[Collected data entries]
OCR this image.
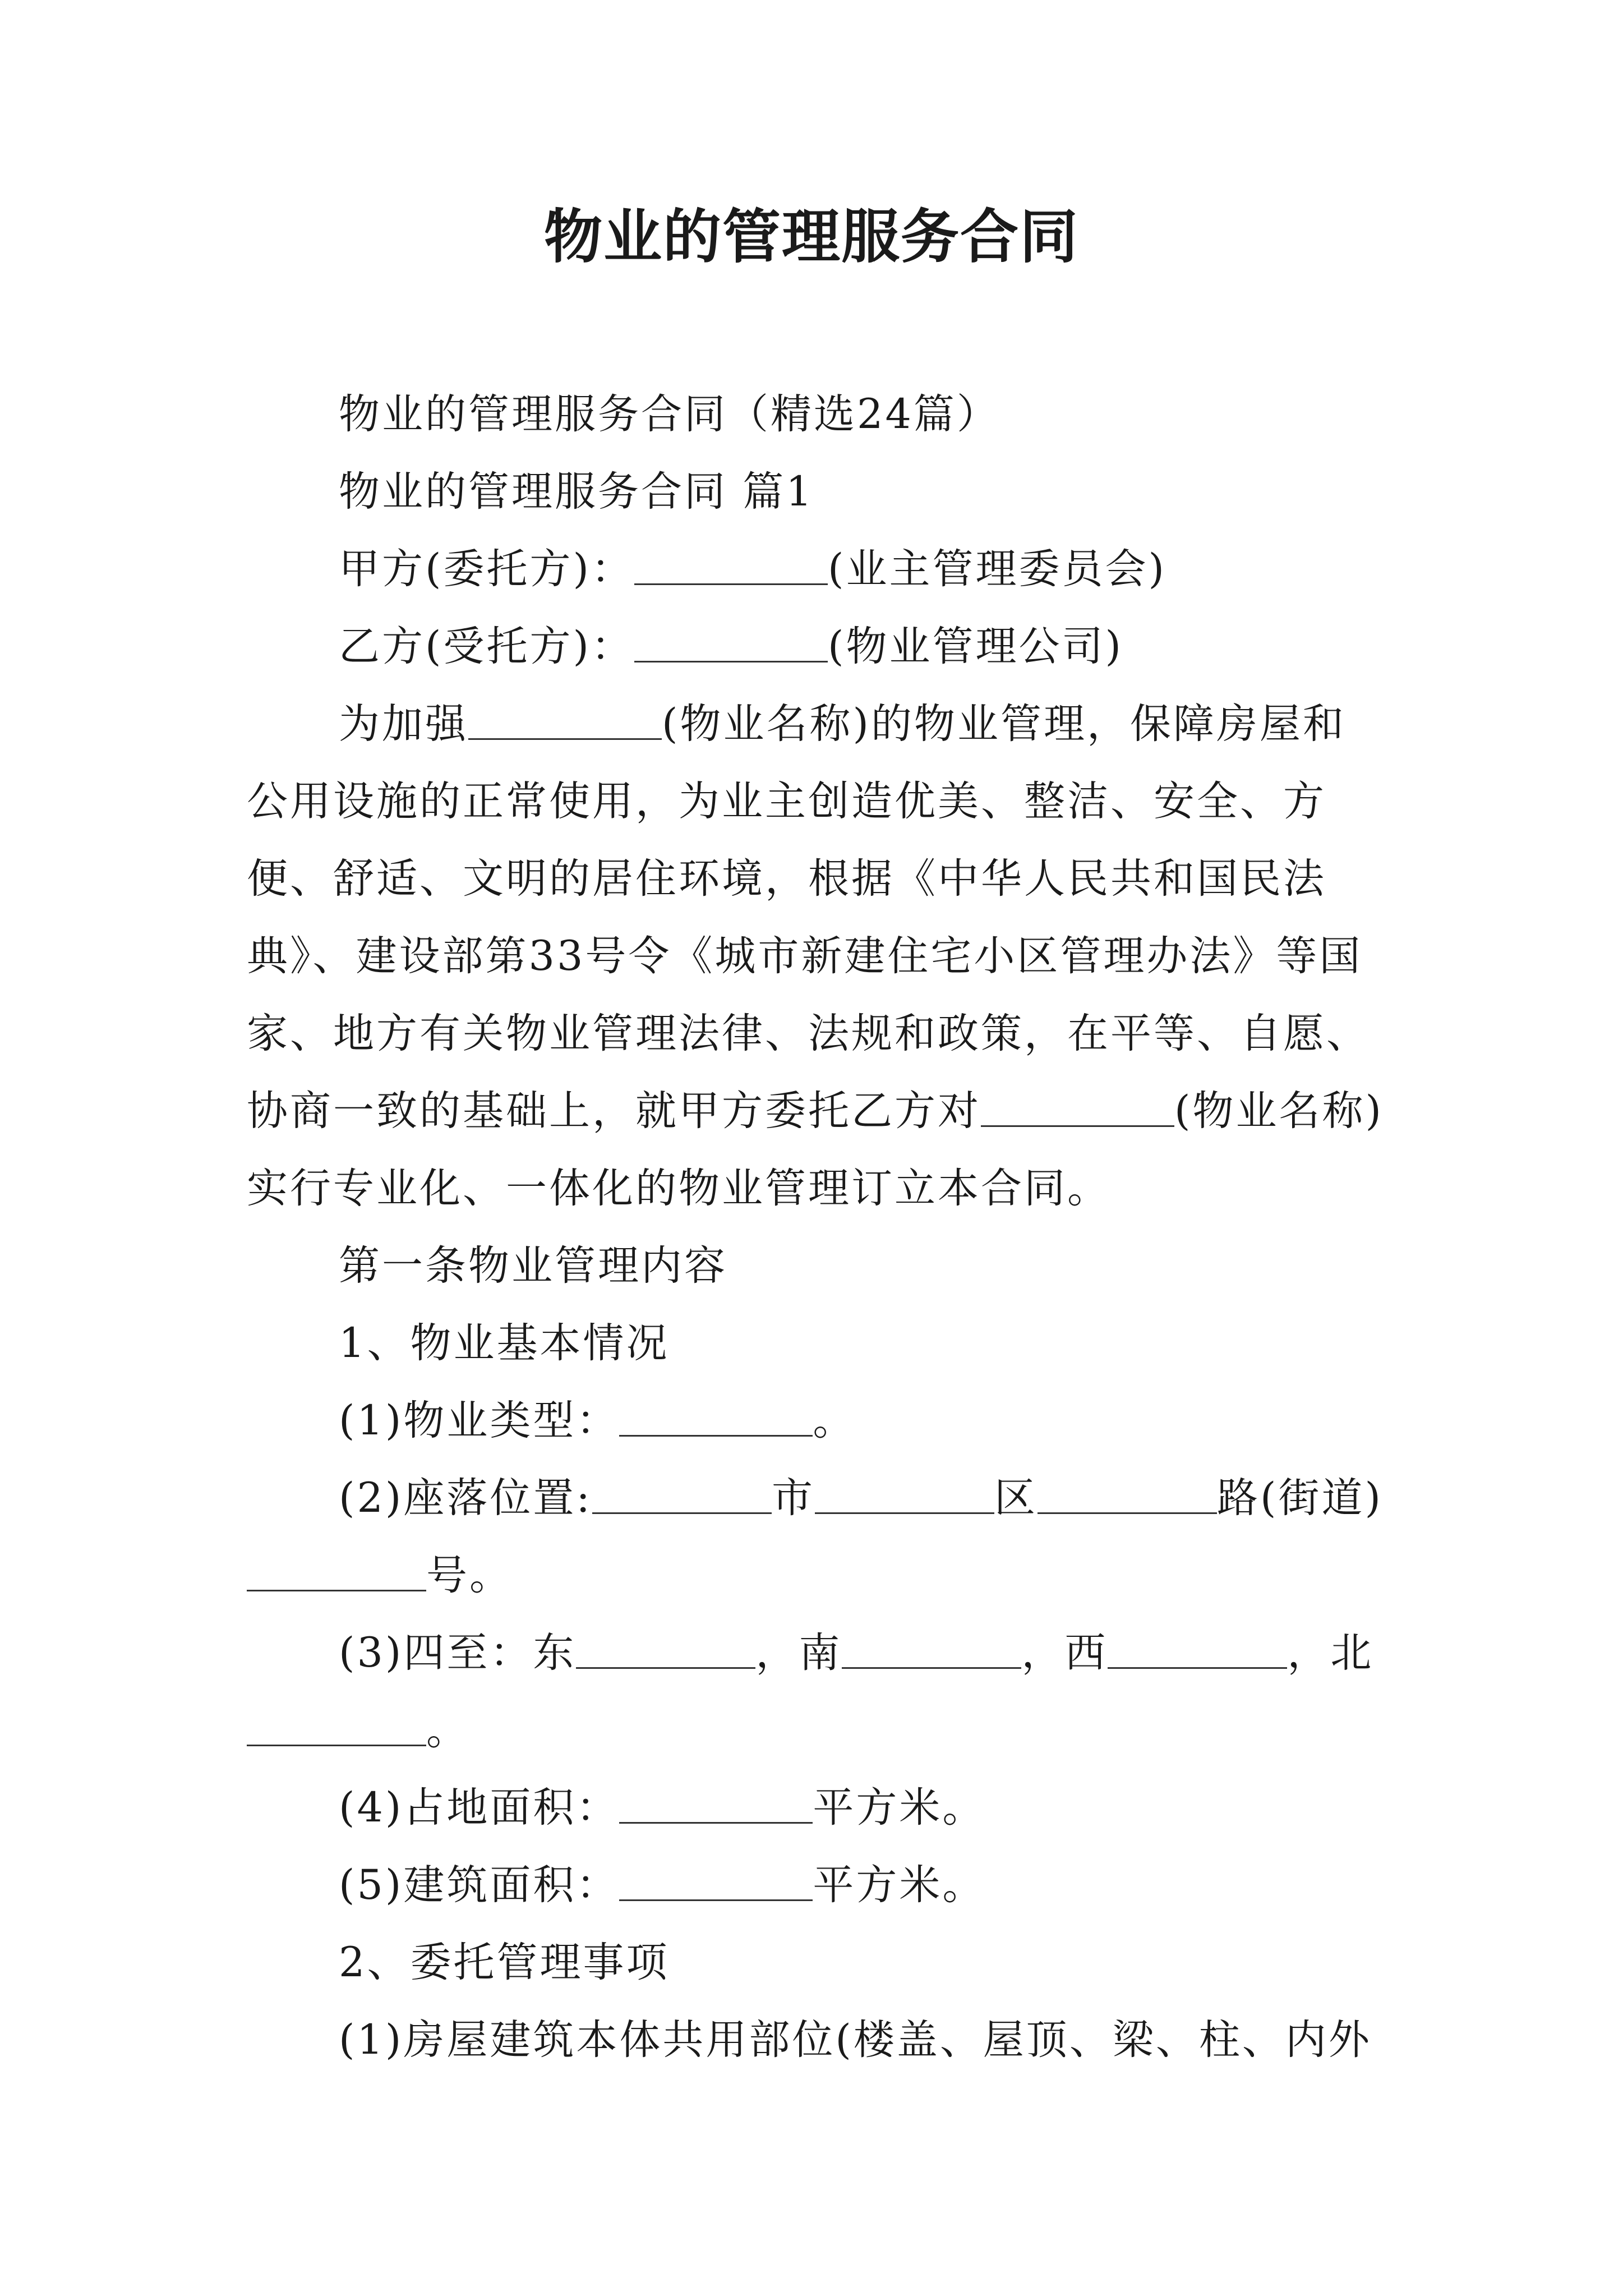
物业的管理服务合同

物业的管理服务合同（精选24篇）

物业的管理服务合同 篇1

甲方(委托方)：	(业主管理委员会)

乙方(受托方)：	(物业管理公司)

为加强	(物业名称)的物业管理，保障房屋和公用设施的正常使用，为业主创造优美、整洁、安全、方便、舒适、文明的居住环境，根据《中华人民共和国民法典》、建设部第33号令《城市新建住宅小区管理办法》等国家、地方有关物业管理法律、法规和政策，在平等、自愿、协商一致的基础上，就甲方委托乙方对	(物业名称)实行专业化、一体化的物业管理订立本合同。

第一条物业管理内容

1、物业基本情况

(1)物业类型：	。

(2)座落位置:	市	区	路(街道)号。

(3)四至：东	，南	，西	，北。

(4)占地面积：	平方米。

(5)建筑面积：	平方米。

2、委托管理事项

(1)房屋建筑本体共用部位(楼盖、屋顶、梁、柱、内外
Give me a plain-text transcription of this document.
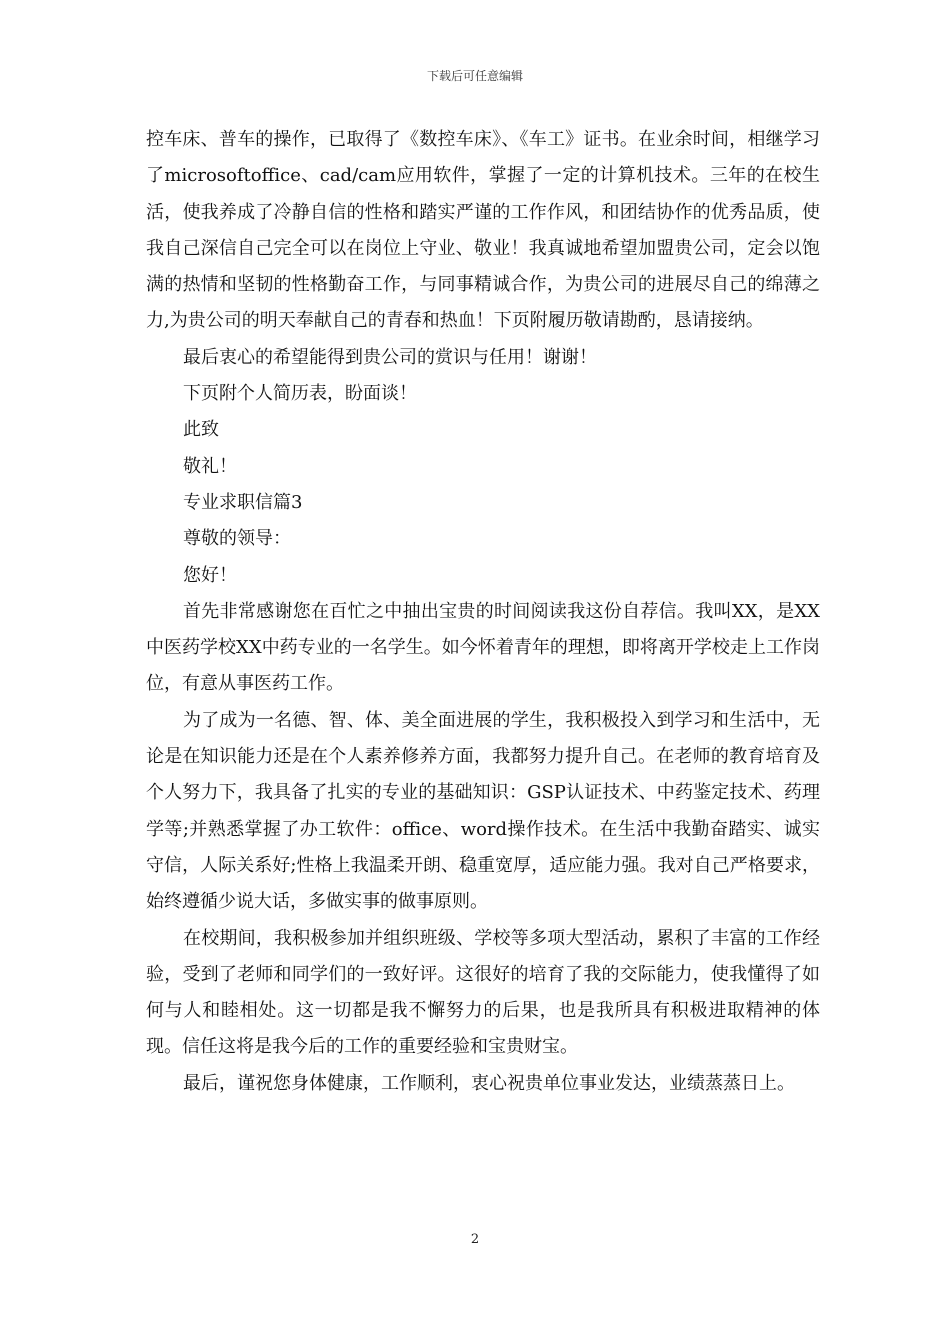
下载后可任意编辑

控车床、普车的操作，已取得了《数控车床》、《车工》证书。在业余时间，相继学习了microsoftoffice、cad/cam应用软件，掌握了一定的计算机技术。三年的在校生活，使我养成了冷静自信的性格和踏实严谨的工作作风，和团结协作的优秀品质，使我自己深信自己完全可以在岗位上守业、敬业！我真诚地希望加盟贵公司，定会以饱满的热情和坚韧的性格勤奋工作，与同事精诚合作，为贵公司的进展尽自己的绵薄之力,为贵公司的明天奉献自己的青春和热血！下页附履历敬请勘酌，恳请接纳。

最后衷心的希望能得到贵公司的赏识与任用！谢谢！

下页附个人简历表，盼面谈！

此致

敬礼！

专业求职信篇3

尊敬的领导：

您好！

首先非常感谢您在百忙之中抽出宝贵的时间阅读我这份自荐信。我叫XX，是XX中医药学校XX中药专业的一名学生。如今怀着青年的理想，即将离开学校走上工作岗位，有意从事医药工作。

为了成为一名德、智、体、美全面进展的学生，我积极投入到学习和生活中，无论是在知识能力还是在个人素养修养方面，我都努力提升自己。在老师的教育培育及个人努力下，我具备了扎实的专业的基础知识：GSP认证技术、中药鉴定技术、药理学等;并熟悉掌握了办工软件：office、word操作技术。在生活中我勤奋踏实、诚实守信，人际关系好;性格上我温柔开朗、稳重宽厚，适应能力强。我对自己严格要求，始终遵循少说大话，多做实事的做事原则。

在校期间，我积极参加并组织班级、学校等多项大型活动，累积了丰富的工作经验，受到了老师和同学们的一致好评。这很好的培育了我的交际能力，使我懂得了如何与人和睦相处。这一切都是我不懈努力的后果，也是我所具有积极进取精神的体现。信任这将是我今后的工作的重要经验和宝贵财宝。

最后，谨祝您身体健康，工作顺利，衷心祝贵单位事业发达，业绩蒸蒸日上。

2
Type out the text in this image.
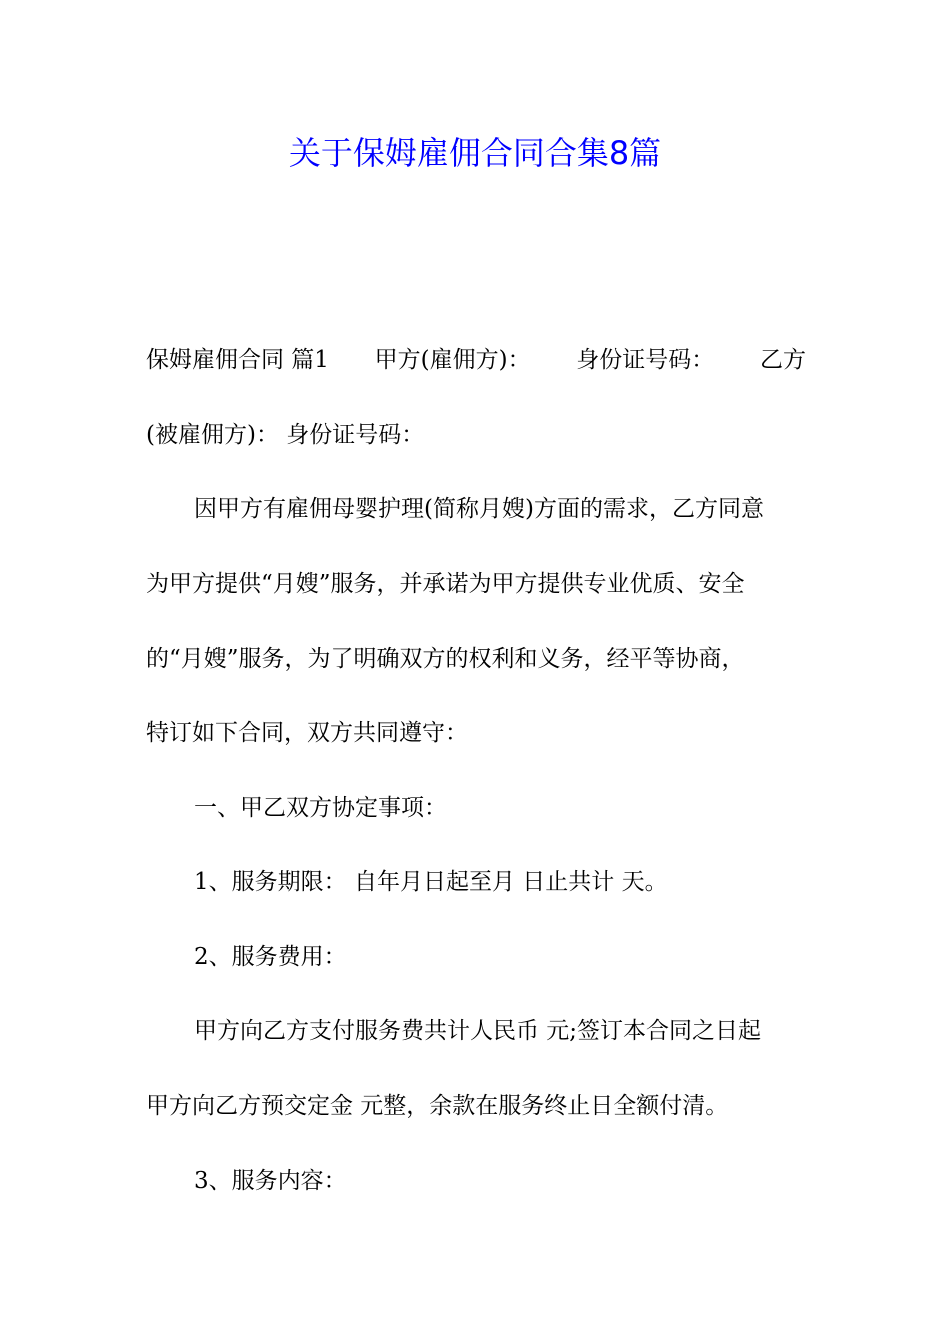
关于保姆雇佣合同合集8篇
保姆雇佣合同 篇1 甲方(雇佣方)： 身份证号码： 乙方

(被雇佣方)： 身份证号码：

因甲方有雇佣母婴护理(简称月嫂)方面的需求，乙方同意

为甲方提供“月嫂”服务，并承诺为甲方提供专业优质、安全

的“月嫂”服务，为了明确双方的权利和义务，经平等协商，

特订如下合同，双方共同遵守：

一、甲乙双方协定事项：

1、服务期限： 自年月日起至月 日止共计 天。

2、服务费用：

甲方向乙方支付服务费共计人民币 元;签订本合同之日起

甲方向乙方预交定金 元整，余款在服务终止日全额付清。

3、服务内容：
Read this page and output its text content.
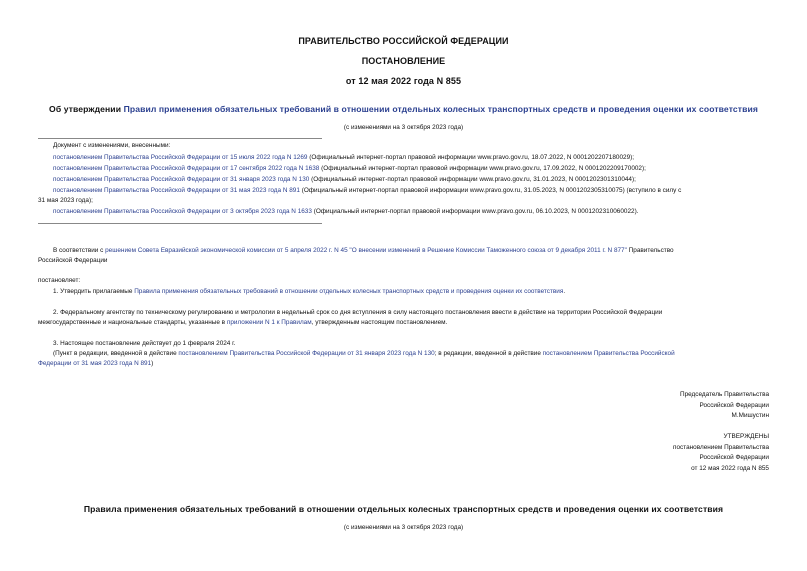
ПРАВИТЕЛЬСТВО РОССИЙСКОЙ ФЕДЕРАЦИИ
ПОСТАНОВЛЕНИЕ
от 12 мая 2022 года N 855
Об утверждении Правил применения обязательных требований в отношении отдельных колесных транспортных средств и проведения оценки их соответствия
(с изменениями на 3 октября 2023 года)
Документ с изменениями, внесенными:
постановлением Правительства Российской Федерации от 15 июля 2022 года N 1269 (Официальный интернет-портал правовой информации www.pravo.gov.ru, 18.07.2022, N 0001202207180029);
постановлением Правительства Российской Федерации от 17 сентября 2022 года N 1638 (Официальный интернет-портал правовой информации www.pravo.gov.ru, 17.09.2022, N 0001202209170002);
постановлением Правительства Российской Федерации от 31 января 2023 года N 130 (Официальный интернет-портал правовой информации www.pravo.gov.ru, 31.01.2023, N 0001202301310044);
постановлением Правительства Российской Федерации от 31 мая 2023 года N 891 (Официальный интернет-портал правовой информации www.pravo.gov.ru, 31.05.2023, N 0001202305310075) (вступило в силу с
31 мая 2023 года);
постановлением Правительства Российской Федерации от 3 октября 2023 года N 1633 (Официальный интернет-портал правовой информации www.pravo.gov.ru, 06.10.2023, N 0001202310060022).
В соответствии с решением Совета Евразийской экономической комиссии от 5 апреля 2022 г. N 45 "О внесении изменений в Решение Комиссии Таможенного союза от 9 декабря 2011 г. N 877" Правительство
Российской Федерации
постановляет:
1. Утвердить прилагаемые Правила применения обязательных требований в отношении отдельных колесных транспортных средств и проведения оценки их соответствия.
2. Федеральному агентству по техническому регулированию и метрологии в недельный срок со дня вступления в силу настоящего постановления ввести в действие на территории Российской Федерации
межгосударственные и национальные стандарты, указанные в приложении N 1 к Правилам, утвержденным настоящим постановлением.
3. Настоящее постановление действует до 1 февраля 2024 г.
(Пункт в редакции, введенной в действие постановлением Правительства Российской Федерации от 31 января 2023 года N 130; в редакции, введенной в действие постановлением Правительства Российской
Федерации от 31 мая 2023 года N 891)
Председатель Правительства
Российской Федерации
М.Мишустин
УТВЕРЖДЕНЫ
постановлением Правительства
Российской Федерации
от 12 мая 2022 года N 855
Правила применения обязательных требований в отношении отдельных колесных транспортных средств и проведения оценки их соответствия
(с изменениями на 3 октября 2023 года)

* **What is expected**:
Copy out all of the data word for word. Do not carry over any picture.

* **Correct output**:
OCR this image.
物业的管理服务合同

物业的管理服务合同（精选24篇）

物业的管理服务合同 篇1

甲方(委托方)：	(业主管理委员会)

乙方(受托方)：	(物业管理公司)

为加强	(物业名称)的物业管理，保障房屋和公用设施的正常使用，为业主创造优美、整洁、安全、方便、舒适、文明的居住环境，根据《中华人民共和国民法典》、建设部第33号令《城市新建住宅小区管理办法》等国家、地方有关物业管理法律、法规和政策，在平等、自愿、协商一致的基础上，就甲方委托乙方对	(物业名称)实行专业化、一体化的物业管理订立本合同。

第一条物业管理内容

1、物业基本情况

(1)物业类型：	。

(2)座落位置:	市	区	路(街道)号。

(3)四至：东	，南	，西	，北。

(4)占地面积：	平方米。

(5)建筑面积：	平方米。

2、委托管理事项

(1)房屋建筑本体共用部位(楼盖、屋顶、梁、柱、内外
Give me a plain-text transcription of this document.
下载后可任意编辑

控车床、普车的操作，已取得了《数控车床》、《车工》证书。在业余时间，相继学习了microsoftoffice、cad/cam应用软件，掌握了一定的计算机技术。三年的在校生活，使我养成了冷静自信的性格和踏实严谨的工作作风，和团结协作的优秀品质，使我自己深信自己完全可以在岗位上守业、敬业！我真诚地希望加盟贵公司，定会以饱满的热情和坚韧的性格勤奋工作，与同事精诚合作，为贵公司的进展尽自己的绵薄之力,为贵公司的明天奉献自己的青春和热血！下页附履历敬请勘酌，恳请接纳。

最后衷心的希望能得到贵公司的赏识与任用！谢谢！

下页附个人简历表，盼面谈！

此致

敬礼！

专业求职信篇3

尊敬的领导：

您好！

首先非常感谢您在百忙之中抽出宝贵的时间阅读我这份自荐信。我叫XX，是XX中医药学校XX中药专业的一名学生。如今怀着青年的理想，即将离开学校走上工作岗位，有意从事医药工作。

为了成为一名德、智、体、美全面进展的学生，我积极投入到学习和生活中，无论是在知识能力还是在个人素养修养方面，我都努力提升自己。在老师的教育培育及个人努力下，我具备了扎实的专业的基础知识：GSP认证技术、中药鉴定技术、药理学等;并熟悉掌握了办工软件：office、word操作技术。在生活中我勤奋踏实、诚实守信，人际关系好;性格上我温柔开朗、稳重宽厚，适应能力强。我对自己严格要求，始终遵循少说大话，多做实事的做事原则。

在校期间，我积极参加并组织班级、学校等多项大型活动，累积了丰富的工作经验，受到了老师和同学们的一致好评。这很好的培育了我的交际能力，使我懂得了如何与人和睦相处。这一切都是我不懈努力的后果，也是我所具有积极进取精神的体现。信任这将是我今后的工作的重要经验和宝贵财宝。

最后，谨祝您身体健康，工作顺利，衷心祝贵单位事业发达，业绩蒸蒸日上。

2
Type out the text in this image.
关于保姆雇佣合同合集8篇
保姆雇佣合同 篇1 甲方(雇佣方)： 身份证号码： 乙方

(被雇佣方)： 身份证号码：

因甲方有雇佣母婴护理(简称月嫂)方面的需求，乙方同意

为甲方提供“月嫂”服务，并承诺为甲方提供专业优质、安全

的“月嫂”服务，为了明确双方的权利和义务，经平等协商，

特订如下合同，双方共同遵守：

一、甲乙双方协定事项：

1、服务期限： 自年月日起至月 日止共计 天。

2、服务费用：

甲方向乙方支付服务费共计人民币 元;签订本合同之日起

甲方向乙方预交定金 元整，余款在服务终止日全额付清。

3、服务内容：
Read this page and output its text content.
ПРАВИТЕЛЬСТВО РОССИЙСКОЙ ФЕДЕРАЦИИ
ПОСТАНОВЛЕНИЕ
от 12 мая 2022 года N 855
Об утверждении Правил применения обязательных требований в отношении отдельных колесных транспортных средств и проведения оценки их соответствия
(с изменениями на 3 октября 2023 года)
Документ с изменениями, внесенными:
постановлением Правительства Российской Федерации от 15 июля 2022 года N 1269 (Официальный интернет-портал правовой информации www.pravo.gov.ru, 18.07.2022, N 0001202207180029);
постановлением Правительства Российской Федерации от 17 сентября 2022 года N 1638 (Официальный интернет-портал правовой информации www.pravo.gov.ru, 17.09.2022, N 0001202209170002);
постановлением Правительства Российской Федерации от 31 января 2023 года N 130 (Официальный интернет-портал правовой информации www.pravo.gov.ru, 31.01.2023, N 0001202301310044);
постановлением Правительства Российской Федерации от 31 мая 2023 года N 891 (Официальный интернет-портал правовой информации www.pravo.gov.ru, 31.05.2023, N 0001202305310075) (вступило в силу с
31 мая 2023 года);
постановлением Правительства Российской Федерации от 3 октября 2023 года N 1633 (Официальный интернет-портал правовой информации www.pravo.gov.ru, 06.10.2023, N 0001202310060022).
В соответствии с решением Совета Евразийской экономической комиссии от 5 апреля 2022 г. N 45 "О внесении изменений в Решение Комиссии Таможенного союза от 9 декабря 2011 г. N 877" Правительство
Российской Федерации
постановляет:
1. Утвердить прилагаемые Правила применения обязательных требований в отношении отдельных колесных транспортных средств и проведения оценки их соответствия.
2. Федеральному агентству по техническому регулированию и метрологии в недельный срок со дня вступления в силу настоящего постановления ввести в действие на территории Российской Федерации
межгосударственные и национальные стандарты, указанные в приложении N 1 к Правилам, утвержденным настоящим постановлением.
3. Настоящее постановление действует до 1 февраля 2024 г.
(Пункт в редакции, введенной в действие постановлением Правительства Российской Федерации от 31 января 2023 года N 130; в редакции, введенной в действие постановлением Правительства Российской
Федерации от 31 мая 2023 года N 891)
Председатель Правительства
Российской Федерации
М.Мишустин
УТВЕРЖДЕНЫ
постановлением Правительства
Российской Федерации
от 12 мая 2022 года N 855
Правила применения обязательных требований в отношении отдельных колесных транспортных средств и проведения оценки их соответствия
(с изменениями на 3 октября 2023 года)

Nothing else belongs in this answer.